__WHAT IS BEING ASKED__.
Do any lines in the data below contain "JSON"? If so, copy every one of them.

__MATERIAL PROVIDED__.
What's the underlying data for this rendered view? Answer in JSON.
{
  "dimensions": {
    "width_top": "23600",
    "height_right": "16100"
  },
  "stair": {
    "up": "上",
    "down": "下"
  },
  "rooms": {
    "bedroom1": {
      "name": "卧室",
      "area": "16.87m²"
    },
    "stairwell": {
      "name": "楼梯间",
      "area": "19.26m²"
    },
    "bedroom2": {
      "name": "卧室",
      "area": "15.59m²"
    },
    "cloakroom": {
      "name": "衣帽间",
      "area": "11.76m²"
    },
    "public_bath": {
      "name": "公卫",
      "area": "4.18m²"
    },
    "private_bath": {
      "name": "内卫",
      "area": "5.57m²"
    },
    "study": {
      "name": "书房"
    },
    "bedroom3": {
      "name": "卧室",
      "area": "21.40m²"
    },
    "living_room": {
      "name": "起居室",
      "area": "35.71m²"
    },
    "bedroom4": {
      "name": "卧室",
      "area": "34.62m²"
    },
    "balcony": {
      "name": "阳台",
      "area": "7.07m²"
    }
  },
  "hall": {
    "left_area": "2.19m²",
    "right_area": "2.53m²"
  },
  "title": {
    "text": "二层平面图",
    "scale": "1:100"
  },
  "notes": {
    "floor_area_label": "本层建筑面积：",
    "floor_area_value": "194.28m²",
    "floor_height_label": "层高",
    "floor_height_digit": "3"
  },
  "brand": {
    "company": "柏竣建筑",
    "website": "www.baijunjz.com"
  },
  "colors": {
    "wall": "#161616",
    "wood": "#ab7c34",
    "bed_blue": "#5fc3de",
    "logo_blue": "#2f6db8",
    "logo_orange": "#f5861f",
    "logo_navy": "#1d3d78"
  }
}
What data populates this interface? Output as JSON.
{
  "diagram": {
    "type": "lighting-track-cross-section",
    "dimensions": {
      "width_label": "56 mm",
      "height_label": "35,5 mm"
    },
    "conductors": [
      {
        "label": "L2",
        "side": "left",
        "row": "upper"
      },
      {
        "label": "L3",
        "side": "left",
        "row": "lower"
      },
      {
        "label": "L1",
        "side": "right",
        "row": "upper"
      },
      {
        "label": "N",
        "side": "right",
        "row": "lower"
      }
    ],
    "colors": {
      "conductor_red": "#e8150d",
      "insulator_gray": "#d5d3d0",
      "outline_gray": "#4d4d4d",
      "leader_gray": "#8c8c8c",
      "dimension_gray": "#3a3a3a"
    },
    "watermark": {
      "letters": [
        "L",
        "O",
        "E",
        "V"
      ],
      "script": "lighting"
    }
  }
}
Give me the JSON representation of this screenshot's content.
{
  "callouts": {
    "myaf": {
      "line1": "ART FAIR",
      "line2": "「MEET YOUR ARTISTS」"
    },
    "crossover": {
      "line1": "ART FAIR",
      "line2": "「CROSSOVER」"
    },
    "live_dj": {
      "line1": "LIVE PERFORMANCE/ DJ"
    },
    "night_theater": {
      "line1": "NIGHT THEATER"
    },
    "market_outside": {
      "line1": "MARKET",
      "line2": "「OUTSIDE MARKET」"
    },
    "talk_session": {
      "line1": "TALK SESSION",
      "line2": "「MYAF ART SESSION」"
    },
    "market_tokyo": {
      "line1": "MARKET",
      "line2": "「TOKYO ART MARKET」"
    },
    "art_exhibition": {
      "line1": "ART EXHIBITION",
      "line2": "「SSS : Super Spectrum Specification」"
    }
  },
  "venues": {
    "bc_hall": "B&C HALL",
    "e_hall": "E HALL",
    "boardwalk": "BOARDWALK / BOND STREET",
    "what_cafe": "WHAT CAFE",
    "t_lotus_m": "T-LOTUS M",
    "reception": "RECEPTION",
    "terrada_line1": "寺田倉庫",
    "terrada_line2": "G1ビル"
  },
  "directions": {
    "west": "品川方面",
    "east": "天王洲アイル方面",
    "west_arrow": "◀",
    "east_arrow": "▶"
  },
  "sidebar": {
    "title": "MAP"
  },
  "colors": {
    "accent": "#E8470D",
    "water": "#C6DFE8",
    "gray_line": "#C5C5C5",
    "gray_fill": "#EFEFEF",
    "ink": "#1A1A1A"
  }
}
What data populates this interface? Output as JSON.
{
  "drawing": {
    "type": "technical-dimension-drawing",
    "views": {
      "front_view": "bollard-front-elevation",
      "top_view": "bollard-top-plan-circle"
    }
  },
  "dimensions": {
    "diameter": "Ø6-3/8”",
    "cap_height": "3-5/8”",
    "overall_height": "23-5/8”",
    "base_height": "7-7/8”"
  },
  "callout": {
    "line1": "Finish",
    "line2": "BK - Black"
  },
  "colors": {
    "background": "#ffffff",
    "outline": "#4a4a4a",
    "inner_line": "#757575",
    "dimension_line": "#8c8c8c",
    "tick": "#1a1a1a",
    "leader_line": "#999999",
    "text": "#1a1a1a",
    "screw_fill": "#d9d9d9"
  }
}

__WRITTEN RESPONSE__.
What's the underlying data for this rendered view? Answer in JSON.
What data populates this interface? Output as JSON.
Give me the JSON representation of this screenshot's content.
What data populates this interface? Output as JSON.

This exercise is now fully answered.